» PROBLEM DETAILS
Scan the entries below. List each line with "into".

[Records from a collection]
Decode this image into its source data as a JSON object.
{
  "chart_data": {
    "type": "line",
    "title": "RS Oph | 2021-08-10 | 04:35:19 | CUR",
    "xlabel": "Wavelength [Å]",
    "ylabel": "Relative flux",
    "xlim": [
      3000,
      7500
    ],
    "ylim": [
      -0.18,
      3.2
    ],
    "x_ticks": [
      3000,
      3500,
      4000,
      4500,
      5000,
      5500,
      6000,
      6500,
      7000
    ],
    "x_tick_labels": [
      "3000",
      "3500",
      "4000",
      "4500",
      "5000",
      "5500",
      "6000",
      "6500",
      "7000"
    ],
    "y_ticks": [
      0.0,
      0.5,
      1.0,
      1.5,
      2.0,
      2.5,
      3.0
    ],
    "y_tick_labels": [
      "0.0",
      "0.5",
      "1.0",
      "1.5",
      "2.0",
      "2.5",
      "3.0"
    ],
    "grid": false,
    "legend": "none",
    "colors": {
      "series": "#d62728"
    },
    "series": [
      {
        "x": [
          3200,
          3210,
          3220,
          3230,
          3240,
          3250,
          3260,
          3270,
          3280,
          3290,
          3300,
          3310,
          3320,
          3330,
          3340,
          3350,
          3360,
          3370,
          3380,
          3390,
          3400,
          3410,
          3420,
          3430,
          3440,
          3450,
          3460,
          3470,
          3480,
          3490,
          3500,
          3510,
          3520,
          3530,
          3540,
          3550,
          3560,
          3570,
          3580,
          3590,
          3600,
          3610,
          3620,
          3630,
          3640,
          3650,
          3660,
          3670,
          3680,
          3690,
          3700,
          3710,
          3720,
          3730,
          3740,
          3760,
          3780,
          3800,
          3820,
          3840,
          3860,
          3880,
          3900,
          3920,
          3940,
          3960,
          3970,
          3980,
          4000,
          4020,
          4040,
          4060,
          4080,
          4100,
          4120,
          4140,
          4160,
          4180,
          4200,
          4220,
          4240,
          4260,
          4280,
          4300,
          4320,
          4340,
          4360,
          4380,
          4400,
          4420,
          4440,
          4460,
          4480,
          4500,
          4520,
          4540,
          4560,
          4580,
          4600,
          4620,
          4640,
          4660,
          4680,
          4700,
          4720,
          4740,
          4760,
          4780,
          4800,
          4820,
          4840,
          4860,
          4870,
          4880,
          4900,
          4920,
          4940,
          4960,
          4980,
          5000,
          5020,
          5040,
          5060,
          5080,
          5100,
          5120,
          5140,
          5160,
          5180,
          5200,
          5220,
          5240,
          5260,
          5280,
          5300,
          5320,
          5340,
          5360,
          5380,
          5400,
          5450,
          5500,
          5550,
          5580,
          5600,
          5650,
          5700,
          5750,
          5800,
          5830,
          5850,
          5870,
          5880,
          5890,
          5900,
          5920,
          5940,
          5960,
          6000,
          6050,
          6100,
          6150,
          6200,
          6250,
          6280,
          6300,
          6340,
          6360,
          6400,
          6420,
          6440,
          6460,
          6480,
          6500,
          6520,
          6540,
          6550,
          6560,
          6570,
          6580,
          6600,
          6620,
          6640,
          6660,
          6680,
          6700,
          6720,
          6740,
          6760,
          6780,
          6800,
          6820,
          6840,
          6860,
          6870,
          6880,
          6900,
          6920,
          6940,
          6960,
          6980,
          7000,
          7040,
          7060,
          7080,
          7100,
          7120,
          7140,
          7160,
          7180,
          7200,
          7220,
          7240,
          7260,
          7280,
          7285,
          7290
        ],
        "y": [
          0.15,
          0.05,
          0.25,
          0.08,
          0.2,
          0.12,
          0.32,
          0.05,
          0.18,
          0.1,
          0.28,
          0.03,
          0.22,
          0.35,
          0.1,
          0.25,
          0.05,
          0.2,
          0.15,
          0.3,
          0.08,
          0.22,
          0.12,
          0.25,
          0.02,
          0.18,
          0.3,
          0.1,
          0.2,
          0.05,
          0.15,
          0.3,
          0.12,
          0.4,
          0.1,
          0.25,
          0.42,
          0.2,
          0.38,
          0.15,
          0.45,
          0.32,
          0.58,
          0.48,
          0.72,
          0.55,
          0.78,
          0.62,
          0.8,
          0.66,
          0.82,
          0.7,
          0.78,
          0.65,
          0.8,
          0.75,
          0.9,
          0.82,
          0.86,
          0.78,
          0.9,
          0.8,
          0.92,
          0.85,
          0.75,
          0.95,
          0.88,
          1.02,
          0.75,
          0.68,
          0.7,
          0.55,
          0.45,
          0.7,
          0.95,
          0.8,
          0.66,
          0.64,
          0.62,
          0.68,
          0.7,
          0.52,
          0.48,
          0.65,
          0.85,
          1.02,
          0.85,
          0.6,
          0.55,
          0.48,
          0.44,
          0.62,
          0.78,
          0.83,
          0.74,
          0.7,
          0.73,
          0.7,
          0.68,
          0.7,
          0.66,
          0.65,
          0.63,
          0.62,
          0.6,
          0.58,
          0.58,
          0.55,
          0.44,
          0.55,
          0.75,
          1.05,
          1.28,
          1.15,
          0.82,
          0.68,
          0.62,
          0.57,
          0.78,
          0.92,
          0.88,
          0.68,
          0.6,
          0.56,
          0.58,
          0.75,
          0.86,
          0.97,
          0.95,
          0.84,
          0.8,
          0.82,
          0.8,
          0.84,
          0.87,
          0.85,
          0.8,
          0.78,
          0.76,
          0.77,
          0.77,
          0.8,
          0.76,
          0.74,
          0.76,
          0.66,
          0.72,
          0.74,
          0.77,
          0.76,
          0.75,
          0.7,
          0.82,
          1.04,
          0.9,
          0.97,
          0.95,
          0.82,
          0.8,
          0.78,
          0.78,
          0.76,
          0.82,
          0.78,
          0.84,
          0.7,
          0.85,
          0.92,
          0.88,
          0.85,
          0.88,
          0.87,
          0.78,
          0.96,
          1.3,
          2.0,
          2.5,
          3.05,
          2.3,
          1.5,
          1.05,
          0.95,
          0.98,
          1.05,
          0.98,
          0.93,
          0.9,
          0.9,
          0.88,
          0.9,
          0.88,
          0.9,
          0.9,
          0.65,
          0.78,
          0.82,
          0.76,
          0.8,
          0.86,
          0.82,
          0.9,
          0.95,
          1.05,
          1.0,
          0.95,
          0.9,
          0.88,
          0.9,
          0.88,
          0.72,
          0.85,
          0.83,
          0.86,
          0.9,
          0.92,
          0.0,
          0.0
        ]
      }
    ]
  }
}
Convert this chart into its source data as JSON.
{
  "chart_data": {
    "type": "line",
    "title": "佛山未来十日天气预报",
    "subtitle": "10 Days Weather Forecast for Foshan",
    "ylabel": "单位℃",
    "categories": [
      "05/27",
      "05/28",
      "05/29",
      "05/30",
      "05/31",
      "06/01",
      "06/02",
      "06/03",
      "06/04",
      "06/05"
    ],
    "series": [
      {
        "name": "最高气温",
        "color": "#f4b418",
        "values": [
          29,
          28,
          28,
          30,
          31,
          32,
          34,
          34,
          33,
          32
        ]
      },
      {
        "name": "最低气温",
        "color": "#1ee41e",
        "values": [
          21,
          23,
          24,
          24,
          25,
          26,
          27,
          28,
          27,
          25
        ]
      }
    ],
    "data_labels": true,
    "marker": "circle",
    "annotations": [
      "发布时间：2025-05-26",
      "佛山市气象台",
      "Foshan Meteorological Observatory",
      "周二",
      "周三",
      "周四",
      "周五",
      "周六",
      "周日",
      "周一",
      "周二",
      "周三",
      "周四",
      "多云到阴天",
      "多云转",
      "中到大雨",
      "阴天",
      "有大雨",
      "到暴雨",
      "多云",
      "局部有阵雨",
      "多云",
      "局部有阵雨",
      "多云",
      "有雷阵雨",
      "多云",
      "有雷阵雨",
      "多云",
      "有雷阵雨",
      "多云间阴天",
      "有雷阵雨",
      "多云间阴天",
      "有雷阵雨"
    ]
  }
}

» WORKED ANSWER
Decode this image into its source data as a JSON object.
Convert this chart into its source data as JSON.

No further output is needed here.